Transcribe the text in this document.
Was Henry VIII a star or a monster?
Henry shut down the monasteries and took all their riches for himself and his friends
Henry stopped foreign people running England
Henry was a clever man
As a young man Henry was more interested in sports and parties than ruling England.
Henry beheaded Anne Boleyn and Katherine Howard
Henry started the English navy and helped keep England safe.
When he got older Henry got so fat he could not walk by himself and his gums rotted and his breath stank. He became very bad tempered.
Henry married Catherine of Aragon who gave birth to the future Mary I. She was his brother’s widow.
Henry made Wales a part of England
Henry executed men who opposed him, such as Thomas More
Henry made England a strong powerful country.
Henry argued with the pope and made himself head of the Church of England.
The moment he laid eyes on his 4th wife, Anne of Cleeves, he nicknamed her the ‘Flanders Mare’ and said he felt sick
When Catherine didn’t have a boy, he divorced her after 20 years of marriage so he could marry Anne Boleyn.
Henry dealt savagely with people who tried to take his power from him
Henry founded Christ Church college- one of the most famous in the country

- - -

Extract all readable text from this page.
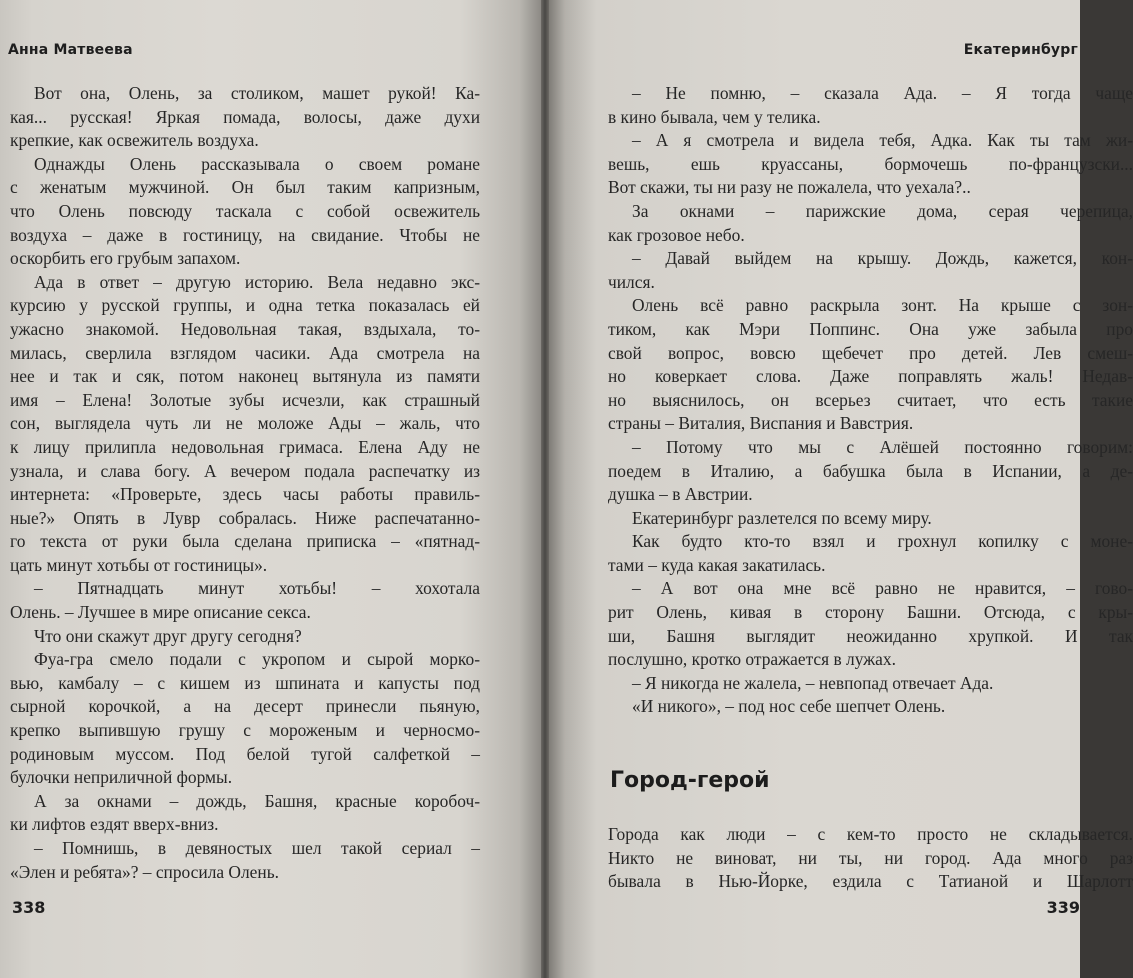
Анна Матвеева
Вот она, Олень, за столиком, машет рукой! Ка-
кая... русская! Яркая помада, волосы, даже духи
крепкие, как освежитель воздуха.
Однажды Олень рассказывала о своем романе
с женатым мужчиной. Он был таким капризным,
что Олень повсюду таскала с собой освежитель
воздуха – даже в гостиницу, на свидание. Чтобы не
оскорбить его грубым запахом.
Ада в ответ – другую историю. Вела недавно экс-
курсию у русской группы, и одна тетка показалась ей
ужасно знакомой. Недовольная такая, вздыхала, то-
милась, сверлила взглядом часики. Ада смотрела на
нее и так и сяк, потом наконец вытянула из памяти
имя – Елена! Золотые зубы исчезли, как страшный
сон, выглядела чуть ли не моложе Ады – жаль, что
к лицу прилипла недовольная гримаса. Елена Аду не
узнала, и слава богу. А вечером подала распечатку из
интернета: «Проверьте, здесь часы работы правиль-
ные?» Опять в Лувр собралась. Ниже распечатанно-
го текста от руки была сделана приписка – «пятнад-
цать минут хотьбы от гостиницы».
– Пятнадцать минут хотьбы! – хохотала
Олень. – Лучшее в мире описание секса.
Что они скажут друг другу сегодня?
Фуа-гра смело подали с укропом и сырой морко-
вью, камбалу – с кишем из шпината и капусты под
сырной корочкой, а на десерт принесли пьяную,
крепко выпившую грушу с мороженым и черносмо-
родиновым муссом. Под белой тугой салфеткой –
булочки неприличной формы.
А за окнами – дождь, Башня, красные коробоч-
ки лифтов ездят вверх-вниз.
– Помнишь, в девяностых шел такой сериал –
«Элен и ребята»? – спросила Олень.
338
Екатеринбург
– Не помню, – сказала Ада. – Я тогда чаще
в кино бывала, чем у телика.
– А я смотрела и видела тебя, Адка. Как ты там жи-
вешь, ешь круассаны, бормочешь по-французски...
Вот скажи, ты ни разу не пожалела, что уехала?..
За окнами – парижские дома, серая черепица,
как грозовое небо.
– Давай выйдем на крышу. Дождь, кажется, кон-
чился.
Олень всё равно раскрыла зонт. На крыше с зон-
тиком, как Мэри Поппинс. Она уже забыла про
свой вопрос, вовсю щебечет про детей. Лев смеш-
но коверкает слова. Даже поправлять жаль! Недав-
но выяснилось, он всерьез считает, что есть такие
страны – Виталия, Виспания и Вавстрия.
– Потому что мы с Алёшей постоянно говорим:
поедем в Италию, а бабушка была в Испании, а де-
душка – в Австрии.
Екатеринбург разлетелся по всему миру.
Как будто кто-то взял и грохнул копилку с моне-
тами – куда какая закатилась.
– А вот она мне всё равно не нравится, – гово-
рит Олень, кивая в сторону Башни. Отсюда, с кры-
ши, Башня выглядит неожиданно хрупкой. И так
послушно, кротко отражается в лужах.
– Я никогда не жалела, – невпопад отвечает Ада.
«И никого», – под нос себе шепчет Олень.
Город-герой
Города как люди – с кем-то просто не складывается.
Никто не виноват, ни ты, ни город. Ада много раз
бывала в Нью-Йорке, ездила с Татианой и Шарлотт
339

- - -

=== Exercise instructions ===
Gather every line from the listing above in which the word "минут" appears.

=== Finished exercise ===
цать минут хотьбы от гостиницы».
– Пятнадцать минут хотьбы! – хохотала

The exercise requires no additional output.